- **Written exercise**
Output all lines exactly, with nothing added or dropped.
## start Dataset records
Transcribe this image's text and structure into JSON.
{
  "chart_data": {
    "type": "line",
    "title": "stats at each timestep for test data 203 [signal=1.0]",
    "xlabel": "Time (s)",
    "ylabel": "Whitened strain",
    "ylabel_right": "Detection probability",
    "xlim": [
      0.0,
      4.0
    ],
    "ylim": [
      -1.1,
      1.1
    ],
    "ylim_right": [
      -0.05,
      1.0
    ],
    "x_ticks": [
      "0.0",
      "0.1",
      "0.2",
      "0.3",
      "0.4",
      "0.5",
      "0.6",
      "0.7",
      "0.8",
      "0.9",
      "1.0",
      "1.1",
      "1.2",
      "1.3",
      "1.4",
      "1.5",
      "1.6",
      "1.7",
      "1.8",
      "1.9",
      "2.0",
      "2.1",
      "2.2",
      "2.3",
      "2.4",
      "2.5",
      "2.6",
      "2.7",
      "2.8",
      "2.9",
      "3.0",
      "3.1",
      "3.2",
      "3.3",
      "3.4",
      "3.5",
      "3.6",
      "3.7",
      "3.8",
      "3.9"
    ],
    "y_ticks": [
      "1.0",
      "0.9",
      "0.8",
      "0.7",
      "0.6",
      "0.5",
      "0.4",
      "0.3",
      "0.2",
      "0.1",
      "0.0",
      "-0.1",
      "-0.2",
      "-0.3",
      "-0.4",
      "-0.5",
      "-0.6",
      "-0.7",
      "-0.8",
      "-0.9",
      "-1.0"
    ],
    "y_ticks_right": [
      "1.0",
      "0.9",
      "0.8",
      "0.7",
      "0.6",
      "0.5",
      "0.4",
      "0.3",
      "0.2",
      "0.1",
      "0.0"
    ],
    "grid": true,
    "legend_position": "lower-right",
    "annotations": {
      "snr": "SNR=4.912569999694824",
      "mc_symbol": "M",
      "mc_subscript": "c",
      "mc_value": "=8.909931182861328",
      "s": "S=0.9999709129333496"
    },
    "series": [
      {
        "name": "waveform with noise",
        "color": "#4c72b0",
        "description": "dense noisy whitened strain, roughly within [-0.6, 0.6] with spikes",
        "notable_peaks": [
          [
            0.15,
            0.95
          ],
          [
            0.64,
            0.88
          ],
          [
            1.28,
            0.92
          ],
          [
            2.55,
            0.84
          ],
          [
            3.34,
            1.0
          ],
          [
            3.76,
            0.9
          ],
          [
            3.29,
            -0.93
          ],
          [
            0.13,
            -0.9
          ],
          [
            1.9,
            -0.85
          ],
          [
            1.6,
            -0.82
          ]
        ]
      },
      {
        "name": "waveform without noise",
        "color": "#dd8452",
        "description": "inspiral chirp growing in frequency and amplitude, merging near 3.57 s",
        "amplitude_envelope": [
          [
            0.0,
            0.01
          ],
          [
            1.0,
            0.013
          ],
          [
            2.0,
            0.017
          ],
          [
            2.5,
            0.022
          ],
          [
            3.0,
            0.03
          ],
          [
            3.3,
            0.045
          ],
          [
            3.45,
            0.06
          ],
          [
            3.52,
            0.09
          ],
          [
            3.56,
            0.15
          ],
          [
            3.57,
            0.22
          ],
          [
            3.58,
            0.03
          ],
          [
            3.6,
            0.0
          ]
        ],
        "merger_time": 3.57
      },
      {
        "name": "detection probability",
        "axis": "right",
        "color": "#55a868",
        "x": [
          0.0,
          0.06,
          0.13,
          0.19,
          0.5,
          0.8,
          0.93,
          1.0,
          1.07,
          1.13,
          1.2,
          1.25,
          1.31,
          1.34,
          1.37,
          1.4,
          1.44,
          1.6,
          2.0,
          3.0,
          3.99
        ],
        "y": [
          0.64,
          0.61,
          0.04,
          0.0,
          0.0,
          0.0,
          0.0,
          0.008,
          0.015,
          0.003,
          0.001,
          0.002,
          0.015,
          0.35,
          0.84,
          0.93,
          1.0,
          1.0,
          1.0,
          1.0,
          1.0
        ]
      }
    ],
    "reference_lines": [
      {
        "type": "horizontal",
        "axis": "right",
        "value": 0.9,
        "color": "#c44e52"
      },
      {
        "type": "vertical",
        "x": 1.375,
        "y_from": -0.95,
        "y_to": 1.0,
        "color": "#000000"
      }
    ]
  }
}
## end Dataset records
- **Exercise solution**
Transcribe this image's text and structure into JSON.
{
  "chart_data": {
    "type": "line",
    "title": "stats at each timestep for test data 203 [signal=1.0]",
    "xlabel": "Time (s)",
    "ylabel": "Whitened strain",
    "ylabel_right": "Detection probability",
    "xlim": [
      0.0,
      4.0
    ],
    "ylim": [
      -1.1,
      1.1
    ],
    "ylim_right": [
      -0.05,
      1.0
    ],
    "x_ticks": [
      "0.0",
      "0.1",
      "0.2",
      "0.3",
      "0.4",
      "0.5",
      "0.6",
      "0.7",
      "0.8",
      "0.9",
      "1.0",
      "1.1",
      "1.2",
      "1.3",
      "1.4",
      "1.5",
      "1.6",
      "1.7",
      "1.8",
      "1.9",
      "2.0",
      "2.1",
      "2.2",
      "2.3",
      "2.4",
      "2.5",
      "2.6",
      "2.7",
      "2.8",
      "2.9",
      "3.0",
      "3.1",
      "3.2",
      "3.3",
      "3.4",
      "3.5",
      "3.6",
      "3.7",
      "3.8",
      "3.9"
    ],
    "y_ticks": [
      "1.0",
      "0.9",
      "0.8",
      "0.7",
      "0.6",
      "0.5",
      "0.4",
      "0.3",
      "0.2",
      "0.1",
      "0.0",
      "-0.1",
      "-0.2",
      "-0.3",
      "-0.4",
      "-0.5",
      "-0.6",
      "-0.7",
      "-0.8",
      "-0.9",
      "-1.0"
    ],
    "y_ticks_right": [
      "1.0",
      "0.9",
      "0.8",
      "0.7",
      "0.6",
      "0.5",
      "0.4",
      "0.3",
      "0.2",
      "0.1",
      "0.0"
    ],
    "grid": true,
    "legend_position": "lower-right",
    "annotations": {
      "snr": "SNR=4.912569999694824",
      "mc_symbol": "M",
      "mc_subscript": "c",
      "mc_value": "=8.909931182861328",
      "s": "S=0.9999709129333496"
    },
    "series": [
      {
        "name": "waveform with noise",
        "color": "#4c72b0",
        "description": "dense noisy whitened strain, roughly within [-0.6, 0.6] with spikes",
        "notable_peaks": [
          [
            0.15,
            0.95
          ],
          [
            0.64,
            0.88
          ],
          [
            1.28,
            0.92
          ],
          [
            2.55,
            0.84
          ],
          [
            3.34,
            1.0
          ],
          [
            3.76,
            0.9
          ],
          [
            3.29,
            -0.93
          ],
          [
            0.13,
            -0.9
          ],
          [
            1.9,
            -0.85
          ],
          [
            1.6,
            -0.82
          ]
        ]
      },
      {
        "name": "waveform without noise",
        "color": "#dd8452",
        "description": "inspiral chirp growing in frequency and amplitude, merging near 3.57 s",
        "amplitude_envelope": [
          [
            0.0,
            0.01
          ],
          [
            1.0,
            0.013
          ],
          [
            2.0,
            0.017
          ],
          [
            2.5,
            0.022
          ],
          [
            3.0,
            0.03
          ],
          [
            3.3,
            0.045
          ],
          [
            3.45,
            0.06
          ],
          [
            3.52,
            0.09
          ],
          [
            3.56,
            0.15
          ],
          [
            3.57,
            0.22
          ],
          [
            3.58,
            0.03
          ],
          [
            3.6,
            0.0
          ]
        ],
        "merger_time": 3.57
      },
      {
        "name": "detection probability",
        "axis": "right",
        "color": "#55a868",
        "x": [
          0.0,
          0.06,
          0.13,
          0.19,
          0.5,
          0.8,
          0.93,
          1.0,
          1.07,
          1.13,
          1.2,
          1.25,
          1.31,
          1.34,
          1.37,
          1.4,
          1.44,
          1.6,
          2.0,
          3.0,
          3.99
        ],
        "y": [
          0.64,
          0.61,
          0.04,
          0.0,
          0.0,
          0.0,
          0.0,
          0.008,
          0.015,
          0.003,
          0.001,
          0.002,
          0.015,
          0.35,
          0.84,
          0.93,
          1.0,
          1.0,
          1.0,
          1.0,
          1.0
        ]
      }
    ],
    "reference_lines": [
      {
        "type": "horizontal",
        "axis": "right",
        "value": 0.9,
        "color": "#c44e52"
      },
      {
        "type": "vertical",
        "x": 1.375,
        "y_from": -0.95,
        "y_to": 1.0,
        "color": "#000000"
      }
    ]
  }
}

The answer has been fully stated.